# [AIM]
Each record below should appear again exactly as written.

# [RECORDS FOR THIS TASK]

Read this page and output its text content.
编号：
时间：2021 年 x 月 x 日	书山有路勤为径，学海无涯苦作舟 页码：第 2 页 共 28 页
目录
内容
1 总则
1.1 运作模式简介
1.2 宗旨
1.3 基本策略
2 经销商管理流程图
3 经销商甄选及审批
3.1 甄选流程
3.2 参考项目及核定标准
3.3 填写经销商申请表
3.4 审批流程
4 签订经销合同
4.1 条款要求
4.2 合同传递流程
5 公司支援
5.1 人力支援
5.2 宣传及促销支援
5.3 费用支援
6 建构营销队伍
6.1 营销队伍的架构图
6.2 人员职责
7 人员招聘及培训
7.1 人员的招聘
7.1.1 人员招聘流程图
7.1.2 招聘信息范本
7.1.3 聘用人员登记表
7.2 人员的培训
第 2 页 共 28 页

# [ANSWER BELOW]
Read this page and output its text content.
编号：
时间：2021 年 x 月 x 日	书山有路勤为径，学海无涯苦作舟 页码：第 2 页 共 28 页
目录
内容
1 总则
1.1 运作模式简介
1.2 宗旨
1.3 基本策略
2 经销商管理流程图
3 经销商甄选及审批
3.1 甄选流程
3.2 参考项目及核定标准
3.3 填写经销商申请表
3.4 审批流程
4 签订经销合同
4.1 条款要求
4.2 合同传递流程
5 公司支援
5.1 人力支援
5.2 宣传及促销支援
5.3 费用支援
6 建构营销队伍
6.1 营销队伍的架构图
6.2 人员职责
7 人员招聘及培训
7.1 人员的招聘
7.1.1 人员招聘流程图
7.1.2 招聘信息范本
7.1.3 聘用人员登记表
7.2 人员的培训
第 2 页 共 28 页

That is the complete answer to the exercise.